* Challenge
In the records below, find each line with the word "Knob" and copy it.

__________

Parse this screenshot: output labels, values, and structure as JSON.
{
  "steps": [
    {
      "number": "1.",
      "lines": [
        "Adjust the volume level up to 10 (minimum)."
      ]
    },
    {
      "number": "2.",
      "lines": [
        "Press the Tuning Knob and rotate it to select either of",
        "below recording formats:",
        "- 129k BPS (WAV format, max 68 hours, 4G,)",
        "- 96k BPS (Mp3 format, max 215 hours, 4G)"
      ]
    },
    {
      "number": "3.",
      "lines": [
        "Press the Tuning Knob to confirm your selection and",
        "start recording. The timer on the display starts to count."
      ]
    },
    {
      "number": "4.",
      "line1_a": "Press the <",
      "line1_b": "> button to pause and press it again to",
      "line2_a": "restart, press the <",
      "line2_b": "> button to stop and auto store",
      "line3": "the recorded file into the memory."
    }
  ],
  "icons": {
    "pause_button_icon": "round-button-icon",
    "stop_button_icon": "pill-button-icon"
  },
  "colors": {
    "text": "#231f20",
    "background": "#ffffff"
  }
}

__________

* Written answer
        "Press the Tuning Knob and rotate it to select either of",
        "Press the Tuning Knob to confirm your selection and",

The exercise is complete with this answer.